Dataset items —
+ + +

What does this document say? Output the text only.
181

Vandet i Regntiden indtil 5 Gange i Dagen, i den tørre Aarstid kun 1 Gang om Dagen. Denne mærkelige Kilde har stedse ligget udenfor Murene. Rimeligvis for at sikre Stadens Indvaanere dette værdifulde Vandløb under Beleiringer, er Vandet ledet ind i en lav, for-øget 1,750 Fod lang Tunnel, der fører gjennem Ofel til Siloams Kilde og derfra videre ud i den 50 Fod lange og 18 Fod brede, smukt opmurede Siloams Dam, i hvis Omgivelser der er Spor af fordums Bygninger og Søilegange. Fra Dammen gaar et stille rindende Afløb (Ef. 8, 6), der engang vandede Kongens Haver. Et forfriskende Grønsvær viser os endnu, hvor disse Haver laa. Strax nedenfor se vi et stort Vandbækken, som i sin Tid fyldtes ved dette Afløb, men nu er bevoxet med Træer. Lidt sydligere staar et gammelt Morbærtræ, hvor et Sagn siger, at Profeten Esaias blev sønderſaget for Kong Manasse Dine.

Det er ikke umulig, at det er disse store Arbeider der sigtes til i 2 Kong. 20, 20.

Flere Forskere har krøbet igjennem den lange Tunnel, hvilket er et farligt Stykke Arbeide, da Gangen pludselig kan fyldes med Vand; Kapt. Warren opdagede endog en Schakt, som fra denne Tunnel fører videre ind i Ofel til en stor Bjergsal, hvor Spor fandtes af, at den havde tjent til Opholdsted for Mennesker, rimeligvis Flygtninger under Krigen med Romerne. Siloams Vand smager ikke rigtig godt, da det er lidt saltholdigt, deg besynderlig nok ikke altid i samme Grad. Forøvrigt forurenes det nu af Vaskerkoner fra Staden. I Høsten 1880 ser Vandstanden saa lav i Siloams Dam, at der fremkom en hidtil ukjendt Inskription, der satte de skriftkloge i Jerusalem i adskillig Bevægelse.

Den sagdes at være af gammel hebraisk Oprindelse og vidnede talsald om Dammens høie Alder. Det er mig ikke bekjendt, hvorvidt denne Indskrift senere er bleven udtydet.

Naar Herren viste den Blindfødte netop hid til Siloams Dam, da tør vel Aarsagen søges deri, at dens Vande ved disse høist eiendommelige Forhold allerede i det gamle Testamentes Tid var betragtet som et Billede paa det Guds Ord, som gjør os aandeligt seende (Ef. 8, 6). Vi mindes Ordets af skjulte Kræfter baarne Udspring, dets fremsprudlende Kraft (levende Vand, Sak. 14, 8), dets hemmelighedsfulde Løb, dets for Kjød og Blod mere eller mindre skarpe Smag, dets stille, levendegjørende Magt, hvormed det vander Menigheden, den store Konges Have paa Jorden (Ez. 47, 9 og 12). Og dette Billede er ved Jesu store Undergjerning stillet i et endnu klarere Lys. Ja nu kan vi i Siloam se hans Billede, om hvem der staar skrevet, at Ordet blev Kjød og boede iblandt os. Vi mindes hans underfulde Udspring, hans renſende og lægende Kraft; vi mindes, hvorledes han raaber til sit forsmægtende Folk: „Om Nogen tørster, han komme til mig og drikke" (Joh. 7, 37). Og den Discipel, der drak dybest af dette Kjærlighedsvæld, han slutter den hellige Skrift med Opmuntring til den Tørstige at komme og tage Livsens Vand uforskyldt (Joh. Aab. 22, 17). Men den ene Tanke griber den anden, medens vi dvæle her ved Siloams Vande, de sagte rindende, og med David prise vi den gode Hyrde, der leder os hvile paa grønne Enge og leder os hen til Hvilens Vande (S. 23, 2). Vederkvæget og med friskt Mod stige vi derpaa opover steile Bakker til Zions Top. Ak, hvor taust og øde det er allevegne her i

+ + +

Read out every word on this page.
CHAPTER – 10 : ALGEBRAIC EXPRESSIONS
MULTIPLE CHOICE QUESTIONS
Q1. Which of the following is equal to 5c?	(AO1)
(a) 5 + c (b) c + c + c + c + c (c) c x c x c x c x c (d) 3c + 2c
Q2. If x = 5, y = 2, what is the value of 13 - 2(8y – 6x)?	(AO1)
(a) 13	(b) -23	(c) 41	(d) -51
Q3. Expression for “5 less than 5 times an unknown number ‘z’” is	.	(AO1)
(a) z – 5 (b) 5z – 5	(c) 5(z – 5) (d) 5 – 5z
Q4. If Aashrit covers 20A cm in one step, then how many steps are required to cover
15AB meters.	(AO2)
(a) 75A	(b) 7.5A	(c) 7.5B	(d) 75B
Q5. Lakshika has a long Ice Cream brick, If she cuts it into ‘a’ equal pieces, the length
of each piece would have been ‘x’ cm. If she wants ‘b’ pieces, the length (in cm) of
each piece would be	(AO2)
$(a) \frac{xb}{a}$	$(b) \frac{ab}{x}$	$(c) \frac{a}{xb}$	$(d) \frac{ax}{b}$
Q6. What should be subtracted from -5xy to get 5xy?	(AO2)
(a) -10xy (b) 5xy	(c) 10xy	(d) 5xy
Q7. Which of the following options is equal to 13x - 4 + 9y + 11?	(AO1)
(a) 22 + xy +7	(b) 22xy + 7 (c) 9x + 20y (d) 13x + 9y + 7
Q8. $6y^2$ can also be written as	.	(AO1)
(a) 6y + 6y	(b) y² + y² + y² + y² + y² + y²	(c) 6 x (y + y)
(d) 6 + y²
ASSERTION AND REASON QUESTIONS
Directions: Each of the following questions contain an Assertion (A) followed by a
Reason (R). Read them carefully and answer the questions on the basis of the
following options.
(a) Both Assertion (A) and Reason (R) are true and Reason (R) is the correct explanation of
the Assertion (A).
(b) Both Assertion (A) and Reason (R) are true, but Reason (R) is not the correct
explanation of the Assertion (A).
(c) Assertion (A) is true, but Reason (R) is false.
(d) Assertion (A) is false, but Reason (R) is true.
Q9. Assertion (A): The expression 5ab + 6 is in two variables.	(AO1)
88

+ + +

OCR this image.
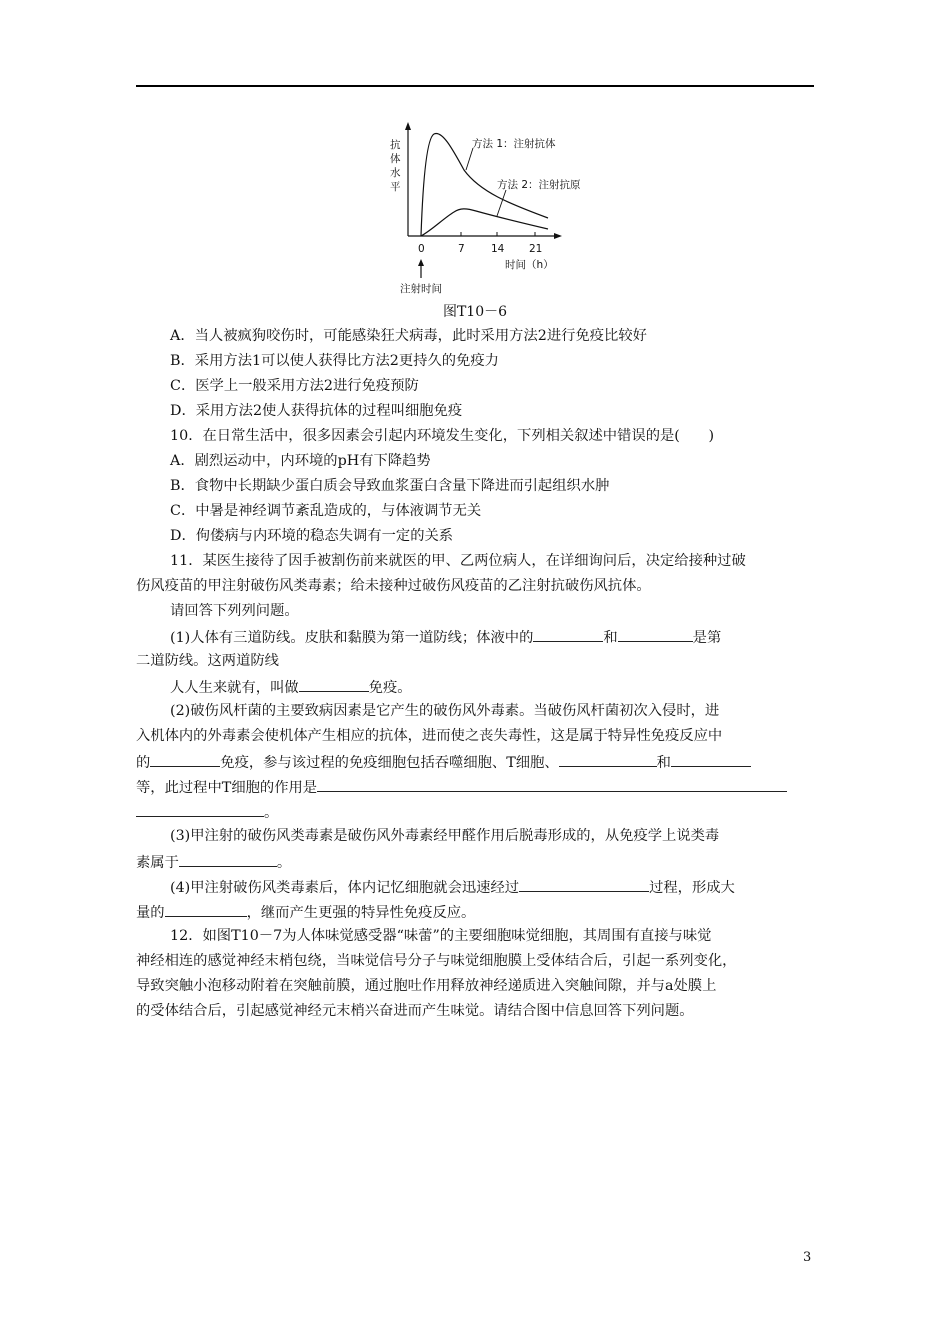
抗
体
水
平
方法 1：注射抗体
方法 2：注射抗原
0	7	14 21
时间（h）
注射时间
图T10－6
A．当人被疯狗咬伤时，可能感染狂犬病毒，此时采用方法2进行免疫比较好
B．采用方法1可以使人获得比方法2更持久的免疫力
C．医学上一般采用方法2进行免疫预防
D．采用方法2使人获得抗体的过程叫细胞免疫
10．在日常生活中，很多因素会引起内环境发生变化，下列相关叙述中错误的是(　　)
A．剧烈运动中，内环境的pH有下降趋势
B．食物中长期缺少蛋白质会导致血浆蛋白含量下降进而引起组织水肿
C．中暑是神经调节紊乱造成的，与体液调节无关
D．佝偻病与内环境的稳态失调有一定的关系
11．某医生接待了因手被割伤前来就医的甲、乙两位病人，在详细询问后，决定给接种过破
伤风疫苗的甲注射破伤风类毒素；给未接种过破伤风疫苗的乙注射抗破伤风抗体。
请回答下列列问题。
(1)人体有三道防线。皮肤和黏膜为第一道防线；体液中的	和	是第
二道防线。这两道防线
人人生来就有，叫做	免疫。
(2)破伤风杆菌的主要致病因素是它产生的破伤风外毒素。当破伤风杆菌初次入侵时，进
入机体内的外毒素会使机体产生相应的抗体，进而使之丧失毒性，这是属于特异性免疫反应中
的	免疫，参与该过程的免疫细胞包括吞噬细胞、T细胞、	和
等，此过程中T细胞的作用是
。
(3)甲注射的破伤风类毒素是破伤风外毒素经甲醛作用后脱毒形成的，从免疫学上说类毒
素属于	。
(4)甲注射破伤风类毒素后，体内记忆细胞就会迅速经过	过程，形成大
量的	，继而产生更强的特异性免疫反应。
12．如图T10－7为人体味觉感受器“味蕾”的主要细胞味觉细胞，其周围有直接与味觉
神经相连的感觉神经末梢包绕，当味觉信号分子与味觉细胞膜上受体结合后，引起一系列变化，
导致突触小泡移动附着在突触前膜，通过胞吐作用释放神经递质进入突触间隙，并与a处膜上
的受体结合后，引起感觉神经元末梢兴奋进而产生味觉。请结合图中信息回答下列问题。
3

+ + +

Check every line of the data above for the string "would", and copy those that have it.

Output below —
of each piece would have been ‘x’ cm. If she wants ‘b’ pieces, the length (in cm) of
each piece would be	(AO2)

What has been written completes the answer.